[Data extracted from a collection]
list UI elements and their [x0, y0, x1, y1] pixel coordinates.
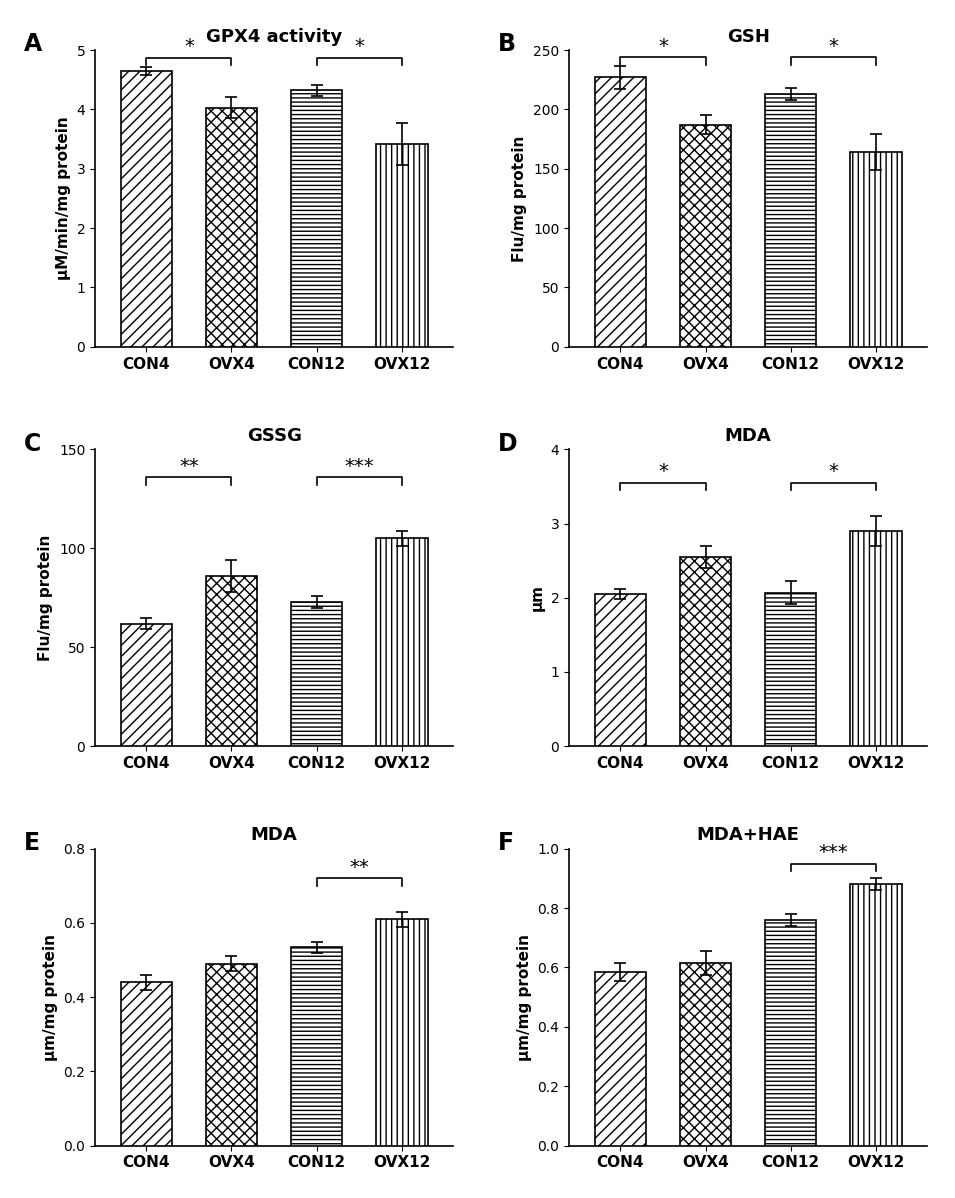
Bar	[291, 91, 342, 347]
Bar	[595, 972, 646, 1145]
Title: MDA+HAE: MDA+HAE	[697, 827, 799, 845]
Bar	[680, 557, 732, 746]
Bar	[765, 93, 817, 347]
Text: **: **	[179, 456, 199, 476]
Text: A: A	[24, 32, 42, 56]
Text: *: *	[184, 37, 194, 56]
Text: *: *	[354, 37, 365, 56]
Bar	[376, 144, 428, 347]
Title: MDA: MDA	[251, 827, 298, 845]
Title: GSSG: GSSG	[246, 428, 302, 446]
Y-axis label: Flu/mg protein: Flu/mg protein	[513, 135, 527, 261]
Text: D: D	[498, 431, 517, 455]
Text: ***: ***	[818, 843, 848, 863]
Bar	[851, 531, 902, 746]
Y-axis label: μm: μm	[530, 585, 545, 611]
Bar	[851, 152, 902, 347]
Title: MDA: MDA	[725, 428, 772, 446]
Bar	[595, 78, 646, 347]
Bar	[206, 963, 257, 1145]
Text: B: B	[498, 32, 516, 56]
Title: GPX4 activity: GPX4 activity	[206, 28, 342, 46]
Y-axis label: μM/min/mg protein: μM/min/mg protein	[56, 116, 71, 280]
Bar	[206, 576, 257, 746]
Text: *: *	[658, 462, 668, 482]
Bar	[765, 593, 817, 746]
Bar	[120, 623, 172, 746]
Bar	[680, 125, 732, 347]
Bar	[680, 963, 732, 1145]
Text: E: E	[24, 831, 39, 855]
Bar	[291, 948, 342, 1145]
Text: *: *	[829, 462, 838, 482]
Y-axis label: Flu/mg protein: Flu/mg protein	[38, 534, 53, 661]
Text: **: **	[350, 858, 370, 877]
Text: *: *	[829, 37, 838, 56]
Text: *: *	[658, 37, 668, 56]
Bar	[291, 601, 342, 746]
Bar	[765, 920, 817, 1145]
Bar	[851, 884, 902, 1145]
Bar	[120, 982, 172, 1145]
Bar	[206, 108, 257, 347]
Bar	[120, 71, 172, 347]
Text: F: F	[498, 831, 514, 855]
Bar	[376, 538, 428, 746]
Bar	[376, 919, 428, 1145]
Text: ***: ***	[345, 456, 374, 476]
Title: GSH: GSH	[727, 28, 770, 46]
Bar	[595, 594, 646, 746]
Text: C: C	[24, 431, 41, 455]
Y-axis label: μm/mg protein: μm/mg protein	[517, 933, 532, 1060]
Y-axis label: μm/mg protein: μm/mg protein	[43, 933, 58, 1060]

▸ **TASK GOAL**
With no pictures included, write out the entries exactly.

▸ **ANSWER TO THE EXERCISE**
list UI elements and their [x0, y0, x1, y1] pixel coordinates.
Bar	[291, 91, 342, 347]
Bar	[595, 972, 646, 1145]
Title: MDA+HAE: MDA+HAE	[697, 827, 799, 845]
Bar	[680, 557, 732, 746]
Bar	[765, 93, 817, 347]
Text: **: **	[179, 456, 199, 476]
Text: A: A	[24, 32, 42, 56]
Text: *: *	[184, 37, 194, 56]
Text: *: *	[354, 37, 365, 56]
Bar	[376, 144, 428, 347]
Title: MDA: MDA	[251, 827, 298, 845]
Title: GSSG: GSSG	[246, 428, 302, 446]
Y-axis label: Flu/mg protein: Flu/mg protein	[513, 135, 527, 261]
Text: D: D	[498, 431, 517, 455]
Text: ***: ***	[818, 843, 848, 863]
Bar	[851, 531, 902, 746]
Y-axis label: μm: μm	[530, 585, 545, 611]
Bar	[851, 152, 902, 347]
Title: MDA: MDA	[725, 428, 772, 446]
Bar	[595, 78, 646, 347]
Bar	[206, 963, 257, 1145]
Text: B: B	[498, 32, 516, 56]
Title: GPX4 activity: GPX4 activity	[206, 28, 342, 46]
Y-axis label: μM/min/mg protein: μM/min/mg protein	[56, 116, 71, 280]
Bar	[206, 576, 257, 746]
Text: *: *	[658, 462, 668, 482]
Bar	[765, 593, 817, 746]
Bar	[120, 623, 172, 746]
Bar	[680, 125, 732, 347]
Bar	[680, 963, 732, 1145]
Text: E: E	[24, 831, 39, 855]
Bar	[291, 948, 342, 1145]
Text: *: *	[829, 462, 838, 482]
Y-axis label: Flu/mg protein: Flu/mg protein	[38, 534, 53, 661]
Text: **: **	[350, 858, 370, 877]
Text: *: *	[829, 37, 838, 56]
Text: *: *	[658, 37, 668, 56]
Bar	[291, 601, 342, 746]
Bar	[765, 920, 817, 1145]
Bar	[851, 884, 902, 1145]
Bar	[120, 982, 172, 1145]
Bar	[206, 108, 257, 347]
Bar	[120, 71, 172, 347]
Text: F: F	[498, 831, 514, 855]
Bar	[376, 538, 428, 746]
Bar	[376, 919, 428, 1145]
Text: ***: ***	[345, 456, 374, 476]
Title: GSH: GSH	[727, 28, 770, 46]
Bar	[595, 594, 646, 746]
Text: C: C	[24, 431, 41, 455]
Y-axis label: μm/mg protein: μm/mg protein	[517, 933, 532, 1060]
Y-axis label: μm/mg protein: μm/mg protein	[43, 933, 58, 1060]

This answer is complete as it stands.